## Task objective
Repeat the material exactly, leaving nothing out.

───── Records for the exercise ─────

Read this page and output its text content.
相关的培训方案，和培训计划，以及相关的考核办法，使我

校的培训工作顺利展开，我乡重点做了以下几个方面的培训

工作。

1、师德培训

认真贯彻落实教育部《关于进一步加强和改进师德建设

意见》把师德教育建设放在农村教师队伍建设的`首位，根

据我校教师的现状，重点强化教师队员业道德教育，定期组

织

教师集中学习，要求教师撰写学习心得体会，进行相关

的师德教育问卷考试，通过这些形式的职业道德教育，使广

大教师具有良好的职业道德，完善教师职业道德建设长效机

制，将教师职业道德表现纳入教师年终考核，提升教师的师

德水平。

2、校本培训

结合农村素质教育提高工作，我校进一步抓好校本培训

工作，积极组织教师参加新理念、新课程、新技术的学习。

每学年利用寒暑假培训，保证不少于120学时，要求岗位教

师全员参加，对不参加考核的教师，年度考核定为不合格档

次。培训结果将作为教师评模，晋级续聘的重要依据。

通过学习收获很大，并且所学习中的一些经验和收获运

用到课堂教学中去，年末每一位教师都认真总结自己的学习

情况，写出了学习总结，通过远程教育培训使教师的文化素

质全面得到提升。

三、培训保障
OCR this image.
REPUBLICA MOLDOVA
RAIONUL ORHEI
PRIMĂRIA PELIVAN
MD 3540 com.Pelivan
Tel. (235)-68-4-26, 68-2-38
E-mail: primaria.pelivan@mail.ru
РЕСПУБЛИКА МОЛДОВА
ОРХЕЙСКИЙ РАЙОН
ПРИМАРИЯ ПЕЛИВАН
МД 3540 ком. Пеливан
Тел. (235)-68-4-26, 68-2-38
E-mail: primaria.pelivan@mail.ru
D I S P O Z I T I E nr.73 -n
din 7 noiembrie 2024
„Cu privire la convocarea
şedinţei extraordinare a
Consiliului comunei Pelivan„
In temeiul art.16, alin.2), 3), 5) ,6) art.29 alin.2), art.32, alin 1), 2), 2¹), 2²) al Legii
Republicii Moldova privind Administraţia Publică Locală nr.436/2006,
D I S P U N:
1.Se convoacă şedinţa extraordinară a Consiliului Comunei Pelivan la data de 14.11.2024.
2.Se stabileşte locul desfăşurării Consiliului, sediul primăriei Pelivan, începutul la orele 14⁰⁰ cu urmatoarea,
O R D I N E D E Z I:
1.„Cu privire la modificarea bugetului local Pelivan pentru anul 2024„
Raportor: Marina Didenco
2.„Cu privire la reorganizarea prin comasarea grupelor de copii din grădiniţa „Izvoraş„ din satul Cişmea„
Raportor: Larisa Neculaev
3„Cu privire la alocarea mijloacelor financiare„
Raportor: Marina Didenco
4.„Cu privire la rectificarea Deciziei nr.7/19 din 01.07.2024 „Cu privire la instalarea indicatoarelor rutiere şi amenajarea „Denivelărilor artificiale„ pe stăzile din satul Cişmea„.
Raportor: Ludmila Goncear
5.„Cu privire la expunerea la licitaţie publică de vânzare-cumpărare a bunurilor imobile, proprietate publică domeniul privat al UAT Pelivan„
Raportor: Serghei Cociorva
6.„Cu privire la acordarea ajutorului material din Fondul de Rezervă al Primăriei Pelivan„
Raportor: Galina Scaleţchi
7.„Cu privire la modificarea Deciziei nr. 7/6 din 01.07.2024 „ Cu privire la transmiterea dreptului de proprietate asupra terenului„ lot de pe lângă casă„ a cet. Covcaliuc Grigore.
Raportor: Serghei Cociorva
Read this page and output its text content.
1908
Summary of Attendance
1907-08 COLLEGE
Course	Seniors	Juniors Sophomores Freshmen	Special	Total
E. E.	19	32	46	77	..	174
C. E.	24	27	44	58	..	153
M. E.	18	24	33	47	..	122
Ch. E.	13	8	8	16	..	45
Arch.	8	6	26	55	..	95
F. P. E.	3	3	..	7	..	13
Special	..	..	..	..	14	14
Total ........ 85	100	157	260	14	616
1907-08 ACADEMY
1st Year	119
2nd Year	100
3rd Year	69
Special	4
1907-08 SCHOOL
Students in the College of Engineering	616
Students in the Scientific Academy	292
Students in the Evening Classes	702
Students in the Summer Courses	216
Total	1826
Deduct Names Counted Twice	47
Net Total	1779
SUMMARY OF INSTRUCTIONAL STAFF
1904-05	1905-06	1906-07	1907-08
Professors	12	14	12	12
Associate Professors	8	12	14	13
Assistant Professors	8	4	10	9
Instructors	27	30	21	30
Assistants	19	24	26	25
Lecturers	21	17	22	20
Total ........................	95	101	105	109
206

─────

## The result
Read this page and output its text content.
相关的培训方案，和培训计划，以及相关的考核办法，使我

校的培训工作顺利展开，我乡重点做了以下几个方面的培训

工作。

1、师德培训

认真贯彻落实教育部《关于进一步加强和改进师德建设

意见》把师德教育建设放在农村教师队伍建设的`首位，根

据我校教师的现状，重点强化教师队员业道德教育，定期组

织

教师集中学习，要求教师撰写学习心得体会，进行相关

的师德教育问卷考试，通过这些形式的职业道德教育，使广

大教师具有良好的职业道德，完善教师职业道德建设长效机

制，将教师职业道德表现纳入教师年终考核，提升教师的师

德水平。

2、校本培训

结合农村素质教育提高工作，我校进一步抓好校本培训

工作，积极组织教师参加新理念、新课程、新技术的学习。

每学年利用寒暑假培训，保证不少于120学时，要求岗位教

师全员参加，对不参加考核的教师，年度考核定为不合格档

次。培训结果将作为教师评模，晋级续聘的重要依据。

通过学习收获很大，并且所学习中的一些经验和收获运

用到课堂教学中去，年末每一位教师都认真总结自己的学习

情况，写出了学习总结，通过远程教育培训使教师的文化素

质全面得到提升。

三、培训保障
OCR this image.
REPUBLICA MOLDOVA
RAIONUL ORHEI
PRIMĂRIA PELIVAN
MD 3540 com.Pelivan
Tel. (235)-68-4-26, 68-2-38
E-mail: primaria.pelivan@mail.ru
РЕСПУБЛИКА МОЛДОВА
ОРХЕЙСКИЙ РАЙОН
ПРИМАРИЯ ПЕЛИВАН
МД 3540 ком. Пеливан
Тел. (235)-68-4-26, 68-2-38
E-mail: primaria.pelivan@mail.ru
D I S P O Z I T I E nr.73 -n
din 7 noiembrie 2024
„Cu privire la convocarea
şedinţei extraordinare a
Consiliului comunei Pelivan„
In temeiul art.16, alin.2), 3), 5) ,6) art.29 alin.2), art.32, alin 1), 2), 2¹), 2²) al Legii
Republicii Moldova privind Administraţia Publică Locală nr.436/2006,
D I S P U N:
1.Se convoacă şedinţa extraordinară a Consiliului Comunei Pelivan la data de 14.11.2024.
2.Se stabileşte locul desfăşurării Consiliului, sediul primăriei Pelivan, începutul la orele 14⁰⁰ cu urmatoarea,
O R D I N E D E Z I:
1.„Cu privire la modificarea bugetului local Pelivan pentru anul 2024„
Raportor: Marina Didenco
2.„Cu privire la reorganizarea prin comasarea grupelor de copii din grădiniţa „Izvoraş„ din satul Cişmea„
Raportor: Larisa Neculaev
3„Cu privire la alocarea mijloacelor financiare„
Raportor: Marina Didenco
4.„Cu privire la rectificarea Deciziei nr.7/19 din 01.07.2024 „Cu privire la instalarea indicatoarelor rutiere şi amenajarea „Denivelărilor artificiale„ pe stăzile din satul Cişmea„.
Raportor: Ludmila Goncear
5.„Cu privire la expunerea la licitaţie publică de vânzare-cumpărare a bunurilor imobile, proprietate publică domeniul privat al UAT Pelivan„
Raportor: Serghei Cociorva
6.„Cu privire la acordarea ajutorului material din Fondul de Rezervă al Primăriei Pelivan„
Raportor: Galina Scaleţchi
7.„Cu privire la modificarea Deciziei nr. 7/6 din 01.07.2024 „ Cu privire la transmiterea dreptului de proprietate asupra terenului„ lot de pe lângă casă„ a cet. Covcaliuc Grigore.
Raportor: Serghei Cociorva
Read this page and output its text content.
1908
Summary of Attendance
1907-08 COLLEGE
Course	Seniors	Juniors Sophomores Freshmen	Special	Total
E. E.	19	32	46	77	..	174
C. E.	24	27	44	58	..	153
M. E.	18	24	33	47	..	122
Ch. E.	13	8	8	16	..	45
Arch.	8	6	26	55	..	95
F. P. E.	3	3	..	7	..	13
Special	..	..	..	..	14	14
Total ........ 85	100	157	260	14	616
1907-08 ACADEMY
1st Year	119
2nd Year	100
3rd Year	69
Special	4
1907-08 SCHOOL
Students in the College of Engineering	616
Students in the Scientific Academy	292
Students in the Evening Classes	702
Students in the Summer Courses	216
Total	1826
Deduct Names Counted Twice	47
Net Total	1779
SUMMARY OF INSTRUCTIONAL STAFF
1904-05	1905-06	1906-07	1907-08
Professors	12	14	12	12
Associate Professors	8	12	14	13
Assistant Professors	8	4	10	9
Instructors	27	30	21	30
Assistants	19	24	26	25
Lecturers	21	17	22	20
Total ........................	95	101	105	109
206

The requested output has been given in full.